Task statement:
In the listing below, locate the lines that hold "experience" and copy them.

== Data supplied

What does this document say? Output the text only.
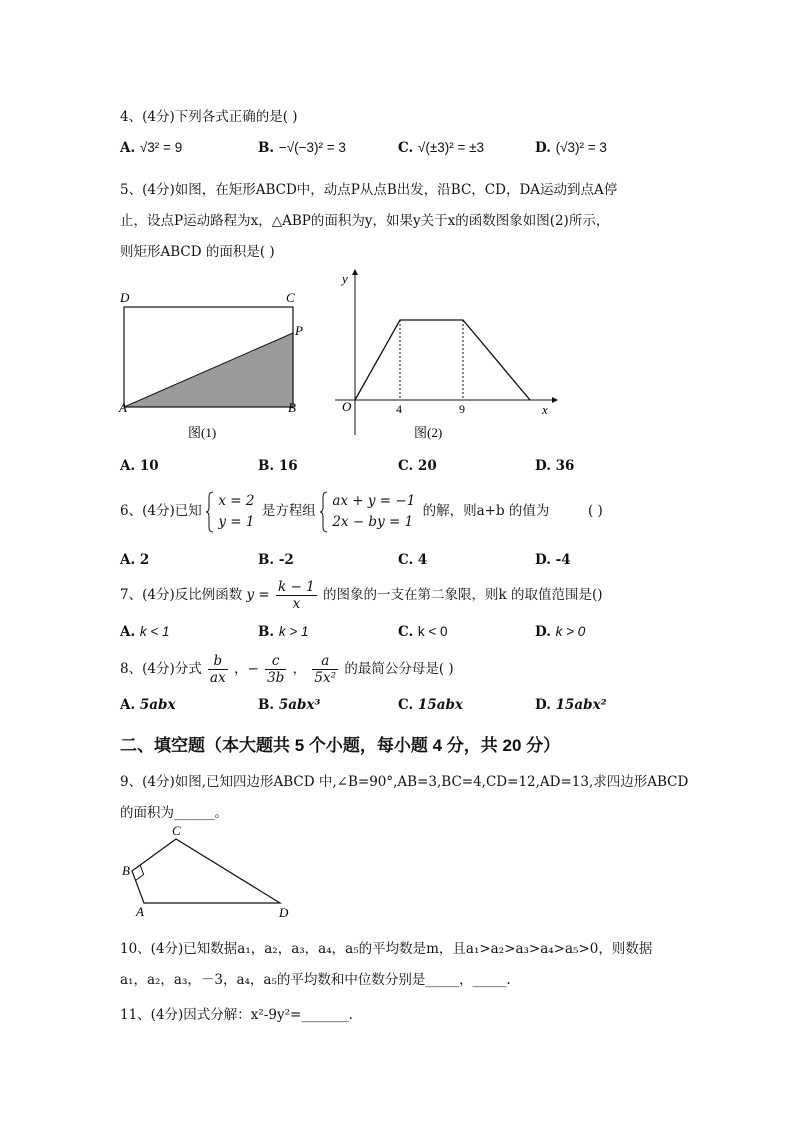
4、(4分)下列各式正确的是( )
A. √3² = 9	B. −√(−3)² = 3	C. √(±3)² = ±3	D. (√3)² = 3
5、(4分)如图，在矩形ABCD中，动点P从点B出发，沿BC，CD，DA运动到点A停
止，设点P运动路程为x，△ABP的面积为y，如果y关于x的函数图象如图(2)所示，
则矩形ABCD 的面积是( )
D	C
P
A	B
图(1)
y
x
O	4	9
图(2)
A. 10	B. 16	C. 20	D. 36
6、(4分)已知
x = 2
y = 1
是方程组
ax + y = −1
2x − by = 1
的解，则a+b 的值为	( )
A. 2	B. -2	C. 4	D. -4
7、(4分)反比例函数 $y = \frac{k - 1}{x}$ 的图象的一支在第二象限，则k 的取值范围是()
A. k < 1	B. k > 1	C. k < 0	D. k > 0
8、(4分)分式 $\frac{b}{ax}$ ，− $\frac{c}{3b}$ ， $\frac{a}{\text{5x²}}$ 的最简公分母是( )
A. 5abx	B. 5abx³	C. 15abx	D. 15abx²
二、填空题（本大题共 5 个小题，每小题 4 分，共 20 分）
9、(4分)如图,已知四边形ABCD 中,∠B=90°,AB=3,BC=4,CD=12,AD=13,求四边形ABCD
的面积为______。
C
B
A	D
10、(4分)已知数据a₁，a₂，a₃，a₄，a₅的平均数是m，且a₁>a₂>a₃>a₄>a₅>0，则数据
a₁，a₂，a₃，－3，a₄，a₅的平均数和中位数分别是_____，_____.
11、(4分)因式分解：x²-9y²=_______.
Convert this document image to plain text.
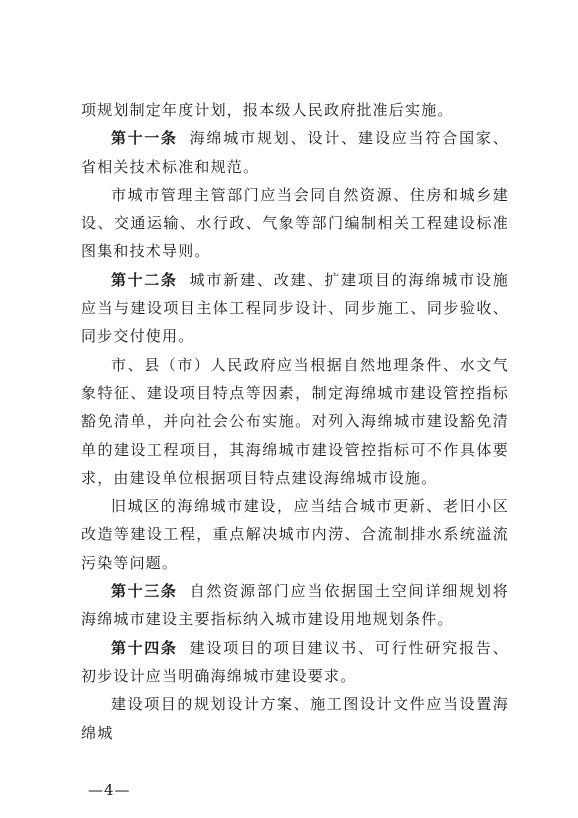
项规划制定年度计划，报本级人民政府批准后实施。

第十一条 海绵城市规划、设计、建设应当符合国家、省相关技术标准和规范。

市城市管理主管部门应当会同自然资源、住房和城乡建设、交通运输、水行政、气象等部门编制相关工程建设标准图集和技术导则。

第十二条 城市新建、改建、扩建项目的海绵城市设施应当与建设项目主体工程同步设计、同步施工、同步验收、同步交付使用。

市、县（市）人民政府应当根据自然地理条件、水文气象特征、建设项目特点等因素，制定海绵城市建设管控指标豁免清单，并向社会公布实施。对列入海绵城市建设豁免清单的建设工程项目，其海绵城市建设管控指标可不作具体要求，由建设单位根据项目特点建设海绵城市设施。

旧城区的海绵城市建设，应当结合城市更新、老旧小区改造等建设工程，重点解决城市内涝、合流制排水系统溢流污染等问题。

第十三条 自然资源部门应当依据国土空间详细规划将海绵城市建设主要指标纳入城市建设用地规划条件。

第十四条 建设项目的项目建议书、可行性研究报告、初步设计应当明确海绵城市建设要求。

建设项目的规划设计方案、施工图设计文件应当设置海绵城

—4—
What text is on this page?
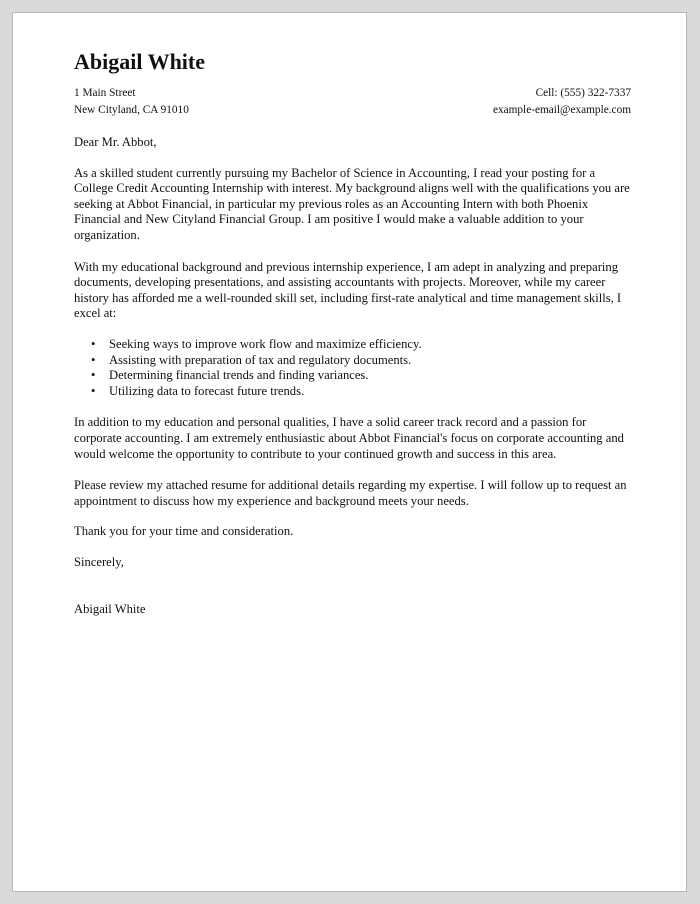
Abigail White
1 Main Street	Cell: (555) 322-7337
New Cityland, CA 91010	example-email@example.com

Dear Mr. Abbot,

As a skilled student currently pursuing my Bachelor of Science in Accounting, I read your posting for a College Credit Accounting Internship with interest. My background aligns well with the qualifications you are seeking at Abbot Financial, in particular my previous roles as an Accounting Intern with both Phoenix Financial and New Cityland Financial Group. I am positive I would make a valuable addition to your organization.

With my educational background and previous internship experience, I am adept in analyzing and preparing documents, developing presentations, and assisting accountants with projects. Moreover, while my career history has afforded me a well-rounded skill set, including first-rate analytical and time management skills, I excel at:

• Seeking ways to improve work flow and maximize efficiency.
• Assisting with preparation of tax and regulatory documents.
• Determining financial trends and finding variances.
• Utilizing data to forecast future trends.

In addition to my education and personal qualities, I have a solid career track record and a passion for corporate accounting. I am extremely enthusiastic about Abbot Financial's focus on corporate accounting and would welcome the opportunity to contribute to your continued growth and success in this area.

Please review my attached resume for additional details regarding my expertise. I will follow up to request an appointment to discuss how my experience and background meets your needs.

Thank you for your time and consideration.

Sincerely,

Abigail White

====

Answer to this task:
With my educational background and previous internship experience, I am adept in analyzing and preparing documents, developing presentations, and assisting accountants with projects. Moreover, while my career history has afforded me a well-rounded skill set, including first-rate analytical and time management skills, I excel at:
Please review my attached resume for additional details regarding my expertise. I will follow up to request an appointment to discuss how my experience and background meets your needs.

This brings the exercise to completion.